* Things to do *
A – According to the brief on Abd al-Nasr Shmeir, how many fighters is Faylaq al-Rahman believed to have?
B – Using the brief on Abd al-Nasr Shmeir, decide whether each statement agrees with it: (i) Shmeir comes from the town of al-Rastan; (ii) Shmeir is 45 years old; (iii) Faylaq al-Rahman has fought the Islamic State. Answer yes or no for each and quote the words that decide it.

June 2015 Briefs

Publication: Militant Leadership Monitor Volume: 6 Issue: 6

Abd al-Nasr Shmeir (Source: al-Jazeera)


Nicholas A. Heras

Damascus’ suburban region of eastern Ghouta is a site of ongoing and vicious conflict between the Syrian military and several rebel factions. Inter-rebel fighting is common there, particularly between the Islamic State and several militant Islamist Syrian armed opposition factions, including the powerful Faylaq al-Rahman (Legion of the Most Merciful One) organization, which is believed to have more than 3,000 fighters deployed in strategic neighborhoods such as Douma and Jobar in eastern Ghouta. [1] The overall commander of Faylaq al-Rahman is Captain Abd al-Nasr Shmeir (a.k.a. Abu Nasr), a 38-year-old former Syrian military officer from the town of al-Rastan, north of the city of Homs in the central-western governorate of Homs (al-Jazeera, May 8; YouTube, July 5, 2012). Under Shmeir’s leadership, the Faylaq al-Rahman organization has been a committed combatant against both Bashar al-Assad’s government and its auxiliaries and the Islamic State (Orient News [Dubai], May 8; al-Safir [Beirut], January 30; al-Manar [Beirut], January 6; Daily Star [Beirut], September 30, 2014).

* Data block *
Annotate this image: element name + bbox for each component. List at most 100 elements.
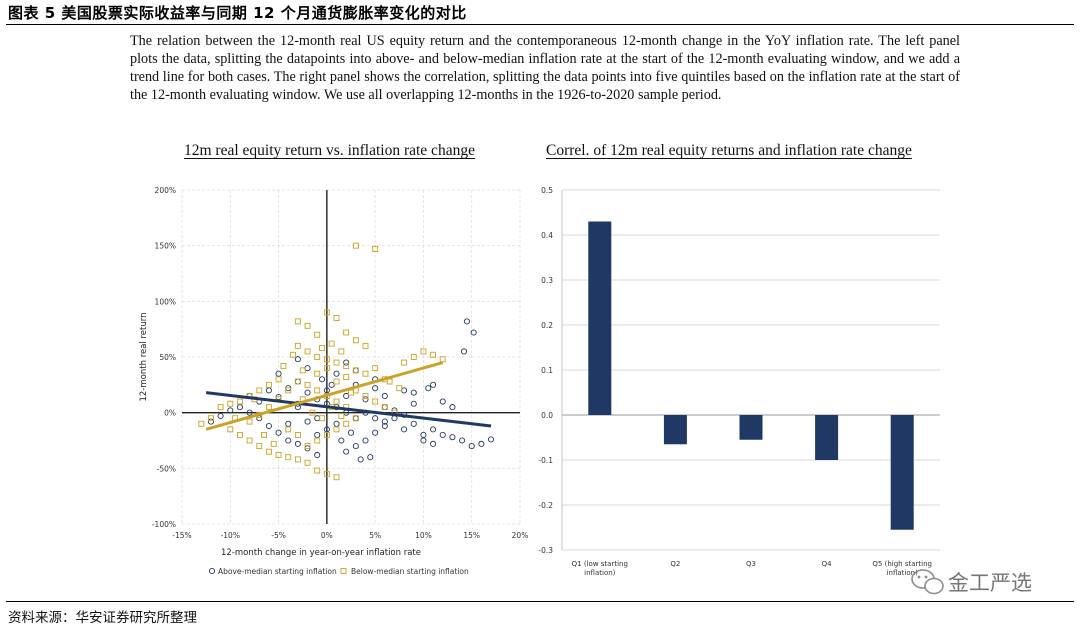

* Task solutions *
A – More than 3,000 fighters.

B –
(i) Yes: "from the town of al-Rastan"
(ii) No: "a 38-year-old former Syrian military officer"
(iii) Yes: "a committed combatant against both Bashar al-Assad’s government and its auxiliaries and the Islamic State"